### What you will do
Gather, from the listing beneath this task, every line holding the string "that".

[Stored data]
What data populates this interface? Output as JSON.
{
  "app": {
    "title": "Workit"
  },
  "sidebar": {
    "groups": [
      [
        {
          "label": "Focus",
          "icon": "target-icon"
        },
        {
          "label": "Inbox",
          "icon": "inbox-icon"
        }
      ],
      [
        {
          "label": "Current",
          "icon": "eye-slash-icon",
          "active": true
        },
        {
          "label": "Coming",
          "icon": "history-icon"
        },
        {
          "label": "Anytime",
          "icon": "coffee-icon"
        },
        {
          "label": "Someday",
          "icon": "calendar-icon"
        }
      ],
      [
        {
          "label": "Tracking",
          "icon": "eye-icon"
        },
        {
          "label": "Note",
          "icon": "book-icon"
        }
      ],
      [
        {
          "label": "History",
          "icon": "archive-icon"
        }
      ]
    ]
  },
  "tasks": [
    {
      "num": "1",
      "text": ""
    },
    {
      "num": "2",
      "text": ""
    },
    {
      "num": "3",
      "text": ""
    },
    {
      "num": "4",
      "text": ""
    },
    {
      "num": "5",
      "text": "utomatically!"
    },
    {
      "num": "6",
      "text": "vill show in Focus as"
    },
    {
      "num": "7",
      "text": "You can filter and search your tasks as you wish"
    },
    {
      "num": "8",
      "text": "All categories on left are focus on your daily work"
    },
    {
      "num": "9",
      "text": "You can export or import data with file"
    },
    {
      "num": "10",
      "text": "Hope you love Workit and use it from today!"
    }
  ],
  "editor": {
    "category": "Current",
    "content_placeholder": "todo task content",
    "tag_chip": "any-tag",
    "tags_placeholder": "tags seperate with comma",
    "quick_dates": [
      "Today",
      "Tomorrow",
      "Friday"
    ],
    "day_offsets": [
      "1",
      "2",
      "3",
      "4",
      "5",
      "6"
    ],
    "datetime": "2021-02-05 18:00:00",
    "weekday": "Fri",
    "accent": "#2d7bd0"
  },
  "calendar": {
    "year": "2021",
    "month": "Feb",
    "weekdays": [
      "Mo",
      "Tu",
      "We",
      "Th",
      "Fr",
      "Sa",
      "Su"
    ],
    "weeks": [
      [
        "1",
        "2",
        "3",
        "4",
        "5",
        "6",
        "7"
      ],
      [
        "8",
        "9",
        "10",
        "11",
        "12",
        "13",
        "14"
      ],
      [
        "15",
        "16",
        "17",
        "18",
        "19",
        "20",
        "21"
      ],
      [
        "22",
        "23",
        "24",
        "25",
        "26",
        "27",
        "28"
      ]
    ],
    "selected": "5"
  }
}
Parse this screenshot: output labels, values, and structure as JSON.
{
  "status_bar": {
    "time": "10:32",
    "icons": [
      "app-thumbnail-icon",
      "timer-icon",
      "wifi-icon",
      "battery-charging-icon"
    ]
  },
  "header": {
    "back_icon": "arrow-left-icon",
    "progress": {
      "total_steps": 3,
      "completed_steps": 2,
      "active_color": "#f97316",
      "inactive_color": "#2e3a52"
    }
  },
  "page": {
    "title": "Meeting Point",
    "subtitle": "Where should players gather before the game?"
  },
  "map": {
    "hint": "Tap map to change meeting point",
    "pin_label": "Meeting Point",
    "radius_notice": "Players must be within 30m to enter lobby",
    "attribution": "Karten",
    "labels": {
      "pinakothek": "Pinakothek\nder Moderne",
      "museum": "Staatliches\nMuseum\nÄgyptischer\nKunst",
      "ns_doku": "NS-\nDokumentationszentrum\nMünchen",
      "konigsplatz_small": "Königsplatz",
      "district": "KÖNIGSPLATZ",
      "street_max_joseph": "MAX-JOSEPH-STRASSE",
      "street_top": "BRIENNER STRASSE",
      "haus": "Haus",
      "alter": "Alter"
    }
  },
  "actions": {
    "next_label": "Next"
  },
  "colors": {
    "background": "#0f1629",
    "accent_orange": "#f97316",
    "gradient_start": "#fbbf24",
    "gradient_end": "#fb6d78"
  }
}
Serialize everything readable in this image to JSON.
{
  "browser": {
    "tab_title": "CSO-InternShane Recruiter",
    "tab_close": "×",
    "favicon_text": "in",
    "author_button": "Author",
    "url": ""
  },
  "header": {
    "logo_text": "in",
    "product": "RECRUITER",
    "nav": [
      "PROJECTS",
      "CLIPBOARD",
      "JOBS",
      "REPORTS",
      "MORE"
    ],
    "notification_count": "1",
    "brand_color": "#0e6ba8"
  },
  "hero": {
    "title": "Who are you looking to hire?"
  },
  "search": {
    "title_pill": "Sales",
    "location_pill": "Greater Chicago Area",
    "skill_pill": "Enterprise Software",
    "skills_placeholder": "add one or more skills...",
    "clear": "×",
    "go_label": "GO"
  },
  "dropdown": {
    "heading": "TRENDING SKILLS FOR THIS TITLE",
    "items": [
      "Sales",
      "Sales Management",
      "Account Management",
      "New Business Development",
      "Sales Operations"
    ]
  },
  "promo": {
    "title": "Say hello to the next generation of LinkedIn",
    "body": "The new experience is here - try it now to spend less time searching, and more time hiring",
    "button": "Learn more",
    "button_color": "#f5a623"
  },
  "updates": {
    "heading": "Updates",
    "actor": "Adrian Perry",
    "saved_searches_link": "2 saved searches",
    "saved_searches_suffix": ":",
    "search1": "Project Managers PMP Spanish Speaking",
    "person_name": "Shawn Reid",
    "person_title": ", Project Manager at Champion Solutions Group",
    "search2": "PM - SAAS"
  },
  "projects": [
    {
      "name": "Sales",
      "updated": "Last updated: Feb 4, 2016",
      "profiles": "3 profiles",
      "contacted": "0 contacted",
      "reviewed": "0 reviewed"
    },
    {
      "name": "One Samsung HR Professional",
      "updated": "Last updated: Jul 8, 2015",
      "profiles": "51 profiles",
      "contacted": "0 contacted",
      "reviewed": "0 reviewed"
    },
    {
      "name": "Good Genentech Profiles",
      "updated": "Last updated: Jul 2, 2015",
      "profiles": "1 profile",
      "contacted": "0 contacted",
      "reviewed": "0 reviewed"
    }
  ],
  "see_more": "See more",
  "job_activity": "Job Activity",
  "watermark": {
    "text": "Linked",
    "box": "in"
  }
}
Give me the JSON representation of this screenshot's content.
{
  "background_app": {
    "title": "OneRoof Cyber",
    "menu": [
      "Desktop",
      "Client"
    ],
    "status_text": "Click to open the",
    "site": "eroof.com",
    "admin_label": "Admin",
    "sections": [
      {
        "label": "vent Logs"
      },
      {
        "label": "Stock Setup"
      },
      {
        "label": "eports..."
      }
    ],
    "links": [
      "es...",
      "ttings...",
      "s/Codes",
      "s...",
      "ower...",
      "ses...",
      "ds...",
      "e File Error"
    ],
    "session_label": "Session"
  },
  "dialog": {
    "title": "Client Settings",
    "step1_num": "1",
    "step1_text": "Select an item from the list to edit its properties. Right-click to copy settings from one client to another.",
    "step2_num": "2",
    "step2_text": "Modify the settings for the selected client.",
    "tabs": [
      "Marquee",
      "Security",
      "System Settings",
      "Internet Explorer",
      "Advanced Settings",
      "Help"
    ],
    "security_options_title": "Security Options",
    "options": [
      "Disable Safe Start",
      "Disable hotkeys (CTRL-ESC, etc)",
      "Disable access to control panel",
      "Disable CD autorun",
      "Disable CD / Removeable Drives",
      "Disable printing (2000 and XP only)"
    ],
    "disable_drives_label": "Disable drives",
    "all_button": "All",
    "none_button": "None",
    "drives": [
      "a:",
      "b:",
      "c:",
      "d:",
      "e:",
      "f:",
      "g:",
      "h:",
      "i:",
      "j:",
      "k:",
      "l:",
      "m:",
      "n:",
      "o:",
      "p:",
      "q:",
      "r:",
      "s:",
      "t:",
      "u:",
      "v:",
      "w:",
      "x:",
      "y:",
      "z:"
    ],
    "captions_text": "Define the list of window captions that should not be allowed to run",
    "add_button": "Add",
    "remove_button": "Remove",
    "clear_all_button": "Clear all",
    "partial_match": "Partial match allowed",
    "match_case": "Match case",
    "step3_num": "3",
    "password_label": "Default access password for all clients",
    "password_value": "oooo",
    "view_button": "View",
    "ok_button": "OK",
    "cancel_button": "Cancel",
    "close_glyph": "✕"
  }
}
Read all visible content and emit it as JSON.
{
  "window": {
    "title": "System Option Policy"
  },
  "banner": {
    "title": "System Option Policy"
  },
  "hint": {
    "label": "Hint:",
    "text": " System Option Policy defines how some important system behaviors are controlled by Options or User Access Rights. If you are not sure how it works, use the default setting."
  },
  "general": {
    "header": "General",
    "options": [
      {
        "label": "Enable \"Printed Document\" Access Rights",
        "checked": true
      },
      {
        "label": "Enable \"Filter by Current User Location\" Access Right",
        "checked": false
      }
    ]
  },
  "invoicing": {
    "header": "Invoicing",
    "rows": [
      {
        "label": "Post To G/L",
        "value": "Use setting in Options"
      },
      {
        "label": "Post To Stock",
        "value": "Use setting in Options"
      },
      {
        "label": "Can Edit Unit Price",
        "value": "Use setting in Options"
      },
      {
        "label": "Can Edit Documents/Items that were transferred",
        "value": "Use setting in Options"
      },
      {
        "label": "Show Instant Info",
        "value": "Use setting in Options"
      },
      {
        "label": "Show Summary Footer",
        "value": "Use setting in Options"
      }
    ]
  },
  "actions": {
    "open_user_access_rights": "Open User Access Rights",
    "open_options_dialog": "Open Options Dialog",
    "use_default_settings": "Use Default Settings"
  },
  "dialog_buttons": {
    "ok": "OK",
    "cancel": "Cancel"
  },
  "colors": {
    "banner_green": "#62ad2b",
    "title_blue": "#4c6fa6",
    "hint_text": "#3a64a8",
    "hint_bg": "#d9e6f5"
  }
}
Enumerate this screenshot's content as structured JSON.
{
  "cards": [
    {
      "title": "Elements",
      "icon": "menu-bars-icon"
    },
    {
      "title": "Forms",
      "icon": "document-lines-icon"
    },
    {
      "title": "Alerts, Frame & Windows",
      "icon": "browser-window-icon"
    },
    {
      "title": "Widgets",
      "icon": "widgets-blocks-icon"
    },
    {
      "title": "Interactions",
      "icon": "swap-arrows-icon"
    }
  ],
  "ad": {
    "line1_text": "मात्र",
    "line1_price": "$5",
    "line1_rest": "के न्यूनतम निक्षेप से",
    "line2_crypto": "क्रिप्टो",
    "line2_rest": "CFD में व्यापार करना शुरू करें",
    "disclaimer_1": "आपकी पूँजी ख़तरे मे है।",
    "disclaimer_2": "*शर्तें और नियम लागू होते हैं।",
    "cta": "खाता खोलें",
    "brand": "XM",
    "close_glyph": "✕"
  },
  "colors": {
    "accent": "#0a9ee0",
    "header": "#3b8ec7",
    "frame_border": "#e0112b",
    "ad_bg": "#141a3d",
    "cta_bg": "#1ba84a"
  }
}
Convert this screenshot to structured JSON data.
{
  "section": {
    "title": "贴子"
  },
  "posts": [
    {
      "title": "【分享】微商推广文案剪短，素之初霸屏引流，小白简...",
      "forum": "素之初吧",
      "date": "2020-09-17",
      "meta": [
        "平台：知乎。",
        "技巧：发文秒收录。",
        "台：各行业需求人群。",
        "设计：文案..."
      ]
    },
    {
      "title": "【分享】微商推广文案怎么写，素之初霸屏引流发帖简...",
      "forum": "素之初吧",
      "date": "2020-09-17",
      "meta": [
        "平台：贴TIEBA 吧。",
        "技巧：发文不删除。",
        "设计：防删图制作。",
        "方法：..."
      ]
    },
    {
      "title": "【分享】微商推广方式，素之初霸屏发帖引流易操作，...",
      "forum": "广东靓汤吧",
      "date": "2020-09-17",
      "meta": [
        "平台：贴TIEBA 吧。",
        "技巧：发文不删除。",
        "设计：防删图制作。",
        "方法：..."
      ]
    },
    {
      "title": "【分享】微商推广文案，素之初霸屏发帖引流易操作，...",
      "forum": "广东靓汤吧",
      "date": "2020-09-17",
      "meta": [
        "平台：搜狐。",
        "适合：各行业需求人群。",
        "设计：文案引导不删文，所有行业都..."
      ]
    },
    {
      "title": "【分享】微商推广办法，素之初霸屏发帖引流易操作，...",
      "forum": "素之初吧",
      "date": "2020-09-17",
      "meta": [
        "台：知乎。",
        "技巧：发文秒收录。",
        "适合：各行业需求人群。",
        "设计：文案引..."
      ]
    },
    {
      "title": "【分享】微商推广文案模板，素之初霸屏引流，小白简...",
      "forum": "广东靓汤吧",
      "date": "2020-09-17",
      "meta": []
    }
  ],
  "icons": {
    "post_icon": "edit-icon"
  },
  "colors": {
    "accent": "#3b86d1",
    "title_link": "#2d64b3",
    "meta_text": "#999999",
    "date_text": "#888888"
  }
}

### Answer to the task
    "captions_text": "Define the list of window captions that should not be allowed to run",
        "label": "Can Edit Documents/Items that were transferred",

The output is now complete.